>> begin

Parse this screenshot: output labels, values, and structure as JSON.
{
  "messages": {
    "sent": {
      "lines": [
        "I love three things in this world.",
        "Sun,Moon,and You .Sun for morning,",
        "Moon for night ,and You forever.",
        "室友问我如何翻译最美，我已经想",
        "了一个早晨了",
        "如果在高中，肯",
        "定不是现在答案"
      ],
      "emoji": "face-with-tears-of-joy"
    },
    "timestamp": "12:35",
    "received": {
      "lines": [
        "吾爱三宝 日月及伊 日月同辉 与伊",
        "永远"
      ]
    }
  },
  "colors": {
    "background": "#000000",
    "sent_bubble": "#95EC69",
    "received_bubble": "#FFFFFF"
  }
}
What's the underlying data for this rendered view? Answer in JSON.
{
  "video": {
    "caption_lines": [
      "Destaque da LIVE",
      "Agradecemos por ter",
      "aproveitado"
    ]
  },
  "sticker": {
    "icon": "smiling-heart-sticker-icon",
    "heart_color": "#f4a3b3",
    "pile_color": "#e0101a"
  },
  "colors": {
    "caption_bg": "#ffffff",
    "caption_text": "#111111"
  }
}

>> end
>> begin

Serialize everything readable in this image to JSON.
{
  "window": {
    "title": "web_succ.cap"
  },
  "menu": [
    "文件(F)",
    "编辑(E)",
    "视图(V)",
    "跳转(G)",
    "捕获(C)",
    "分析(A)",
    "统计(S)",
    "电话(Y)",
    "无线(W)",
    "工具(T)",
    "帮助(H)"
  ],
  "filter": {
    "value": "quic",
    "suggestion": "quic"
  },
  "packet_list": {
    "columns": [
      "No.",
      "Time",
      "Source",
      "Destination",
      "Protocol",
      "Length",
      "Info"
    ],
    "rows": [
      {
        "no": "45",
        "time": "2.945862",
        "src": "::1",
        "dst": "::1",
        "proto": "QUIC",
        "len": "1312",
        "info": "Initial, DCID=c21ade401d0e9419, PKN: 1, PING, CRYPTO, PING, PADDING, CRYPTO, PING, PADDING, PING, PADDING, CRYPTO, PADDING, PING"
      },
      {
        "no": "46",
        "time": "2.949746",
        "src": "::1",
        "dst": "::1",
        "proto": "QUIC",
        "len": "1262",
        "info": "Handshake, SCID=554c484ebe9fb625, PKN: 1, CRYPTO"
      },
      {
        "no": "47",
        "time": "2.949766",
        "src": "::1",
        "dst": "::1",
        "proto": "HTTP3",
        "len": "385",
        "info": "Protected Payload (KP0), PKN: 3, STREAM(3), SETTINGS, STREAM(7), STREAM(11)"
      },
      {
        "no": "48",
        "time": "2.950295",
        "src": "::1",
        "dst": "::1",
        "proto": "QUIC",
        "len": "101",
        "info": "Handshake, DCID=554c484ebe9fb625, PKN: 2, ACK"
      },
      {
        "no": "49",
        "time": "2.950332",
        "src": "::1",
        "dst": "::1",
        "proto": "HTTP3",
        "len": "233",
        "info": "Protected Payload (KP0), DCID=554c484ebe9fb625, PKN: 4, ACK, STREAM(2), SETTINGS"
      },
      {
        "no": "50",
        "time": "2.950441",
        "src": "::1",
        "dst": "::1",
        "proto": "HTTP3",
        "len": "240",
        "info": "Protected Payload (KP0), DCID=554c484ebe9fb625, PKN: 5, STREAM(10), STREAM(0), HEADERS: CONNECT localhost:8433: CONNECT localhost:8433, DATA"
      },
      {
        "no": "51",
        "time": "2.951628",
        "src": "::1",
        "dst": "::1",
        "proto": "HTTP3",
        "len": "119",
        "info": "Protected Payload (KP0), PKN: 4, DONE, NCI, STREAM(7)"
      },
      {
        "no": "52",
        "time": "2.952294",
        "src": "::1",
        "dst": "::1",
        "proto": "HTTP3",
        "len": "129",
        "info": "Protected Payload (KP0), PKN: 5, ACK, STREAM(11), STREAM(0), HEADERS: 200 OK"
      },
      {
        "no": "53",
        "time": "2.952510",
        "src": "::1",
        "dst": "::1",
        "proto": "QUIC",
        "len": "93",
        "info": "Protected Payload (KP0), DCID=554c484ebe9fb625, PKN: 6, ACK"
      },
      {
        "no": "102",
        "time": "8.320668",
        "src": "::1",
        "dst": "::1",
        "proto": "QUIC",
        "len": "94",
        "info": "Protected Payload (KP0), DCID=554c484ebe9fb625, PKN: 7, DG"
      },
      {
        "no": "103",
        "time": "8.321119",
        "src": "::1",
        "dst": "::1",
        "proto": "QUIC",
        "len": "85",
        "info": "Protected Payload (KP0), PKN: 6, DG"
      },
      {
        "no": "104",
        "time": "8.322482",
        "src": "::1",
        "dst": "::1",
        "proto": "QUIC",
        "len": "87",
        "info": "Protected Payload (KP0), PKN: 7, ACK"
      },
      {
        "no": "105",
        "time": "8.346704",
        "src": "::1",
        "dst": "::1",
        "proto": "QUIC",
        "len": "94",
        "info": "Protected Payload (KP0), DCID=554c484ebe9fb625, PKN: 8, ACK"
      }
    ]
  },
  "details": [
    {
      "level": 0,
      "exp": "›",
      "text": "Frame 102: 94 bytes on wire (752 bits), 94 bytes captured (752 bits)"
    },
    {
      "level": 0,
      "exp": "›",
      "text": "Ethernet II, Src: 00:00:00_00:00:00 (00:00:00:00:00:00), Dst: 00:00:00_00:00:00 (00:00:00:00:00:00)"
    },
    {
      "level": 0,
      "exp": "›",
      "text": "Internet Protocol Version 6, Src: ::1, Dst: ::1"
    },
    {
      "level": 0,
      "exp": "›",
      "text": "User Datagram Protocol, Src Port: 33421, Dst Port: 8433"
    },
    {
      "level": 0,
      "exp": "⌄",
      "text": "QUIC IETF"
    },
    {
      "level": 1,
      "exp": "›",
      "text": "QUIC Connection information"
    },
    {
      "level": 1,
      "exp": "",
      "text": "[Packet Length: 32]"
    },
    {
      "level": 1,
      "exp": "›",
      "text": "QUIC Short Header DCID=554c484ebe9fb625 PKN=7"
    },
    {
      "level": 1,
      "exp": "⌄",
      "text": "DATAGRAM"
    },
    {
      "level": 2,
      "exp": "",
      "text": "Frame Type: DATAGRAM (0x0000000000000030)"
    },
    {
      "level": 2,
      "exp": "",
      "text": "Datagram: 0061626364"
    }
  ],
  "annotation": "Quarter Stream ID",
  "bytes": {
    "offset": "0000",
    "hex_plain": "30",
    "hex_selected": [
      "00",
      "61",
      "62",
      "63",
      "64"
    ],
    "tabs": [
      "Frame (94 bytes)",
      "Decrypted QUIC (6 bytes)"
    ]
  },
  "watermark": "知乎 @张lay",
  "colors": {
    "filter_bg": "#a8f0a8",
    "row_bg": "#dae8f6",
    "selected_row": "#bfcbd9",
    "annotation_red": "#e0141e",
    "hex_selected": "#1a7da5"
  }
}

>> end
>> begin

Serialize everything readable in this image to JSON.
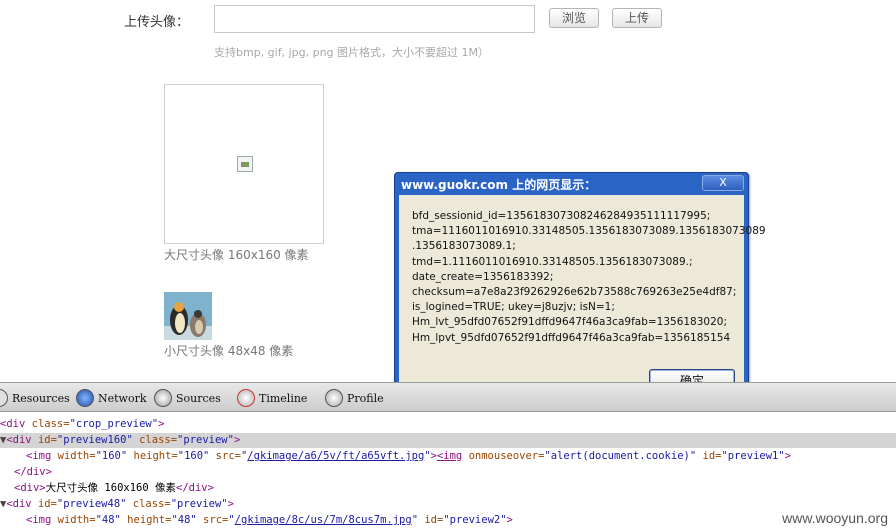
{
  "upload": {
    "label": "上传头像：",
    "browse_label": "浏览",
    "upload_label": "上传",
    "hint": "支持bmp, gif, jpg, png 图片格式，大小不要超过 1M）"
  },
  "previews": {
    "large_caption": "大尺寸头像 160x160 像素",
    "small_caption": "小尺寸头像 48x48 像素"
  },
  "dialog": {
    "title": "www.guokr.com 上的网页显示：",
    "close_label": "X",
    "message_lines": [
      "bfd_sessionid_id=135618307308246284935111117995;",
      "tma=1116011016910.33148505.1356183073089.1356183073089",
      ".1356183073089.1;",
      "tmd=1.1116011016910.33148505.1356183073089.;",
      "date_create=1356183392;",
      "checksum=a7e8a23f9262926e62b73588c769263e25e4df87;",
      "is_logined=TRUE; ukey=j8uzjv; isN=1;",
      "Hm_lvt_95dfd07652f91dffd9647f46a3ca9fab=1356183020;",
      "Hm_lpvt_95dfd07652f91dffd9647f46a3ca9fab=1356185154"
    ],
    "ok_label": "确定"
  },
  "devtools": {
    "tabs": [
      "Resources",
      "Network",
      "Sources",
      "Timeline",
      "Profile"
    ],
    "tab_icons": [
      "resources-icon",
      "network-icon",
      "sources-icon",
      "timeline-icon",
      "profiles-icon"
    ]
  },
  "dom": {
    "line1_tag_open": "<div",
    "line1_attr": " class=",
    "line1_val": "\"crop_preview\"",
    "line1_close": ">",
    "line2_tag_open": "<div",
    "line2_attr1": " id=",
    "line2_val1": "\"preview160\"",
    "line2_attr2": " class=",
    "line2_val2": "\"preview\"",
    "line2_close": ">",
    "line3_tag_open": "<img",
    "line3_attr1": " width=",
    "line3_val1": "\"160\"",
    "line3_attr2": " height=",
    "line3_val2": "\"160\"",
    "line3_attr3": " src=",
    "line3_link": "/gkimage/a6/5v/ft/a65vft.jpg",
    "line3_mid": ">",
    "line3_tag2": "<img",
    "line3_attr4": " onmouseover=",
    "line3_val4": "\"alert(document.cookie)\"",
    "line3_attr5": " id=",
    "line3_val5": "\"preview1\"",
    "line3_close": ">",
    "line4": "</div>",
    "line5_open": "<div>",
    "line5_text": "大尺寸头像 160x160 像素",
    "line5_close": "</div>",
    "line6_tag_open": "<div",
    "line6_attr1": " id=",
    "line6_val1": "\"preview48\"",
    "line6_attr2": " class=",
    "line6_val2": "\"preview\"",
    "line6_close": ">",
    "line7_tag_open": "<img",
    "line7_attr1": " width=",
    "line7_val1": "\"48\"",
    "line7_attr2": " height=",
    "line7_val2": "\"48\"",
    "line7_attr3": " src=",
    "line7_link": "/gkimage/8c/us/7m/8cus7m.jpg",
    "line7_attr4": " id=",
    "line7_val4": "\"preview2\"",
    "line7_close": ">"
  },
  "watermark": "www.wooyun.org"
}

>> end

Pick out every line above that holds the word "title" and copy it.

→ In response
    "title": "web_succ.cap"
    "title": "www.guokr.com 上的网页显示：",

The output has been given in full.